**What you are asked to do**
Leave out the pictures and reproduce all of the data exactly.

#### Given records

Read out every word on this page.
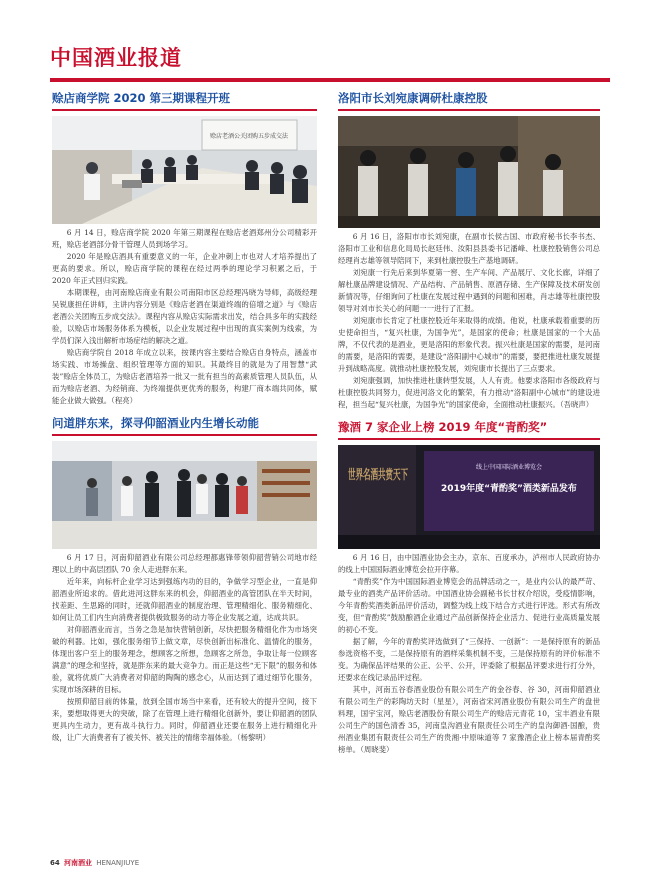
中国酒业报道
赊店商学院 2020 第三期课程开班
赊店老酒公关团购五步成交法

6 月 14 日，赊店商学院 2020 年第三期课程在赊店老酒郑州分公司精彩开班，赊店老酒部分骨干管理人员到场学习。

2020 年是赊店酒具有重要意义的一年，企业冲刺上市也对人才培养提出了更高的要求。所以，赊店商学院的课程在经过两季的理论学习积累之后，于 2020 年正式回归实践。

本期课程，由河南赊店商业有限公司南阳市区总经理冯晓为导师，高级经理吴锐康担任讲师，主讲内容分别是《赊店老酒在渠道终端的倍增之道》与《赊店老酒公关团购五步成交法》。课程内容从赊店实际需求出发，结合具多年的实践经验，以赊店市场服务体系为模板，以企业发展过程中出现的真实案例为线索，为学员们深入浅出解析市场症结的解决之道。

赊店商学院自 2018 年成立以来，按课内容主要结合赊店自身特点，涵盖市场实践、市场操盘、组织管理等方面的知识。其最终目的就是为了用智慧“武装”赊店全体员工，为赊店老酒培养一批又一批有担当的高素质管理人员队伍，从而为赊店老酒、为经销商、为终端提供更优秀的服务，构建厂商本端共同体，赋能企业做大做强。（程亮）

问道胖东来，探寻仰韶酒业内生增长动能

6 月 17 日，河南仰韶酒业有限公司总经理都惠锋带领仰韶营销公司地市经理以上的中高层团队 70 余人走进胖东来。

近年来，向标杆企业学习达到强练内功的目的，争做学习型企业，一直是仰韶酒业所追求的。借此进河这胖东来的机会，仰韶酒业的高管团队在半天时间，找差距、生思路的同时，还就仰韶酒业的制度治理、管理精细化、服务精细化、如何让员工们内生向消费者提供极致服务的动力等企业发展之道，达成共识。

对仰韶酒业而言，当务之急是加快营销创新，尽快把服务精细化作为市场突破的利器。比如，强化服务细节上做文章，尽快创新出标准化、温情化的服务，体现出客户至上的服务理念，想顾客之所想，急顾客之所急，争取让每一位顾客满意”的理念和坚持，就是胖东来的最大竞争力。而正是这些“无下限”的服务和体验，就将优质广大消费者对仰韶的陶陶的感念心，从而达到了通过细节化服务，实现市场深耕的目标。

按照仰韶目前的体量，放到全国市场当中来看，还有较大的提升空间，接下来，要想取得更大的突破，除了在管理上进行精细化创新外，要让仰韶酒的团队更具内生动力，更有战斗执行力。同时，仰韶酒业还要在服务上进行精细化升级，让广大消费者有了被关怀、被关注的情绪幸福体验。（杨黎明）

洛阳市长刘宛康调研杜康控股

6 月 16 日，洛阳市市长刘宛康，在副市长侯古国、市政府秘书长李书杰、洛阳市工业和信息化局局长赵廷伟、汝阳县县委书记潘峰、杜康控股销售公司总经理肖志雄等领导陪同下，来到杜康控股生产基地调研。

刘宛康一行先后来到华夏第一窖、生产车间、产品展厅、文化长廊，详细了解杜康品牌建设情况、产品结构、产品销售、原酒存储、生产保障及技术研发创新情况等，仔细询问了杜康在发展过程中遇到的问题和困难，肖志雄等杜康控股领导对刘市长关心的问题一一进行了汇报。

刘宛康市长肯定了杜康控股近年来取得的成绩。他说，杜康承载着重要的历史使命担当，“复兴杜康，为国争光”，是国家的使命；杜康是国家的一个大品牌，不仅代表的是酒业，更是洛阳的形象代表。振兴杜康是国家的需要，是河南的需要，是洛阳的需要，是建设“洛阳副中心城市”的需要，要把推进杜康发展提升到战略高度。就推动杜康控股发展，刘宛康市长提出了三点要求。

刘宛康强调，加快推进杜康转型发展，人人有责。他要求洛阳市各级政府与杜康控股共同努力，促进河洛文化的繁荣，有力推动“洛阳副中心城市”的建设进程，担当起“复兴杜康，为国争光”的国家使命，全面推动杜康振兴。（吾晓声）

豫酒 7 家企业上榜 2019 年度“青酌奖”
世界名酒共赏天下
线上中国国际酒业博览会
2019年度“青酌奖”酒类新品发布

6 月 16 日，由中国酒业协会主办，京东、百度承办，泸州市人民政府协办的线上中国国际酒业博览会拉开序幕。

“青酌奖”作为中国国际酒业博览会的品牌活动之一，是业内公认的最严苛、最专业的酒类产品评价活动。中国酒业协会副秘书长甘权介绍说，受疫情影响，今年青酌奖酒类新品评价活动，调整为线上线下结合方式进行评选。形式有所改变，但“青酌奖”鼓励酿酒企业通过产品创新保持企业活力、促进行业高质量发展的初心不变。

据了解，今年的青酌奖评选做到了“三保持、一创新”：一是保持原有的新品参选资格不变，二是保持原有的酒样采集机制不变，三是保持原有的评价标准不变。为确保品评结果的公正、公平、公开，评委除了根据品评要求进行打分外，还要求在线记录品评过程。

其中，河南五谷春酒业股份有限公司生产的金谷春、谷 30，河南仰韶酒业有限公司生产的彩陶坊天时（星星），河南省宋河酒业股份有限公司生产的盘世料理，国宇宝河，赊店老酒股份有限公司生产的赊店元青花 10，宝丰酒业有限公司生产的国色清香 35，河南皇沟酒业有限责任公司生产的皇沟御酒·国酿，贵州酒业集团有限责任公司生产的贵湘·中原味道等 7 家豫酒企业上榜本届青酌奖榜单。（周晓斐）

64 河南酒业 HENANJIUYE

########

**Solution to this task**
Read out every word on this page.
中国酒业报道
赊店商学院 2020 第三期课程开班
赊店老酒公关团购五步成交法

6 月 14 日，赊店商学院 2020 年第三期课程在赊店老酒郑州分公司精彩开班，赊店老酒部分骨干管理人员到场学习。

2020 年是赊店酒具有重要意义的一年，企业冲刺上市也对人才培养提出了更高的要求。所以，赊店商学院的课程在经过两季的理论学习积累之后，于 2020 年正式回归实践。

本期课程，由河南赊店商业有限公司南阳市区总经理冯晓为导师，高级经理吴锐康担任讲师，主讲内容分别是《赊店老酒在渠道终端的倍增之道》与《赊店老酒公关团购五步成交法》。课程内容从赊店实际需求出发，结合具多年的实践经验，以赊店市场服务体系为模板，以企业发展过程中出现的真实案例为线索，为学员们深入浅出解析市场症结的解决之道。

赊店商学院自 2018 年成立以来，按课内容主要结合赊店自身特点，涵盖市场实践、市场操盘、组织管理等方面的知识。其最终目的就是为了用智慧“武装”赊店全体员工，为赊店老酒培养一批又一批有担当的高素质管理人员队伍，从而为赊店老酒、为经销商、为终端提供更优秀的服务，构建厂商本端共同体，赋能企业做大做强。（程亮）

问道胖东来，探寻仰韶酒业内生增长动能

6 月 17 日，河南仰韶酒业有限公司总经理都惠锋带领仰韶营销公司地市经理以上的中高层团队 70 余人走进胖东来。

近年来，向标杆企业学习达到强练内功的目的，争做学习型企业，一直是仰韶酒业所追求的。借此进河这胖东来的机会，仰韶酒业的高管团队在半天时间，找差距、生思路的同时，还就仰韶酒业的制度治理、管理精细化、服务精细化、如何让员工们内生向消费者提供极致服务的动力等企业发展之道，达成共识。

对仰韶酒业而言，当务之急是加快营销创新，尽快把服务精细化作为市场突破的利器。比如，强化服务细节上做文章，尽快创新出标准化、温情化的服务，体现出客户至上的服务理念，想顾客之所想，急顾客之所急，争取让每一位顾客满意”的理念和坚持，就是胖东来的最大竞争力。而正是这些“无下限”的服务和体验，就将优质广大消费者对仰韶的陶陶的感念心，从而达到了通过细节化服务，实现市场深耕的目标。

按照仰韶目前的体量，放到全国市场当中来看，还有较大的提升空间，接下来，要想取得更大的突破，除了在管理上进行精细化创新外，要让仰韶酒的团队更具内生动力，更有战斗执行力。同时，仰韶酒业还要在服务上进行精细化升级，让广大消费者有了被关怀、被关注的情绪幸福体验。（杨黎明）

洛阳市长刘宛康调研杜康控股

6 月 16 日，洛阳市市长刘宛康，在副市长侯古国、市政府秘书长李书杰、洛阳市工业和信息化局局长赵廷伟、汝阳县县委书记潘峰、杜康控股销售公司总经理肖志雄等领导陪同下，来到杜康控股生产基地调研。

刘宛康一行先后来到华夏第一窖、生产车间、产品展厅、文化长廊，详细了解杜康品牌建设情况、产品结构、产品销售、原酒存储、生产保障及技术研发创新情况等，仔细询问了杜康在发展过程中遇到的问题和困难，肖志雄等杜康控股领导对刘市长关心的问题一一进行了汇报。

刘宛康市长肯定了杜康控股近年来取得的成绩。他说，杜康承载着重要的历史使命担当，“复兴杜康，为国争光”，是国家的使命；杜康是国家的一个大品牌，不仅代表的是酒业，更是洛阳的形象代表。振兴杜康是国家的需要，是河南的需要，是洛阳的需要，是建设“洛阳副中心城市”的需要，要把推进杜康发展提升到战略高度。就推动杜康控股发展，刘宛康市长提出了三点要求。

刘宛康强调，加快推进杜康转型发展，人人有责。他要求洛阳市各级政府与杜康控股共同努力，促进河洛文化的繁荣，有力推动“洛阳副中心城市”的建设进程，担当起“复兴杜康，为国争光”的国家使命，全面推动杜康振兴。（吾晓声）

豫酒 7 家企业上榜 2019 年度“青酌奖”
世界名酒共赏天下
线上中国国际酒业博览会
2019年度“青酌奖”酒类新品发布

6 月 16 日，由中国酒业协会主办，京东、百度承办，泸州市人民政府协办的线上中国国际酒业博览会拉开序幕。

“青酌奖”作为中国国际酒业博览会的品牌活动之一，是业内公认的最严苛、最专业的酒类产品评价活动。中国酒业协会副秘书长甘权介绍说，受疫情影响，今年青酌奖酒类新品评价活动，调整为线上线下结合方式进行评选。形式有所改变，但“青酌奖”鼓励酿酒企业通过产品创新保持企业活力、促进行业高质量发展的初心不变。

据了解，今年的青酌奖评选做到了“三保持、一创新”：一是保持原有的新品参选资格不变，二是保持原有的酒样采集机制不变，三是保持原有的评价标准不变。为确保品评结果的公正、公平、公开，评委除了根据品评要求进行打分外，还要求在线记录品评过程。

其中，河南五谷春酒业股份有限公司生产的金谷春、谷 30，河南仰韶酒业有限公司生产的彩陶坊天时（星星），河南省宋河酒业股份有限公司生产的盘世料理，国宇宝河，赊店老酒股份有限公司生产的赊店元青花 10，宝丰酒业有限公司生产的国色清香 35，河南皇沟酒业有限责任公司生产的皇沟御酒·国酿，贵州酒业集团有限责任公司生产的贵湘·中原味道等 7 家豫酒企业上榜本届青酌奖榜单。（周晓斐）

64 河南酒业 HENANJIUYE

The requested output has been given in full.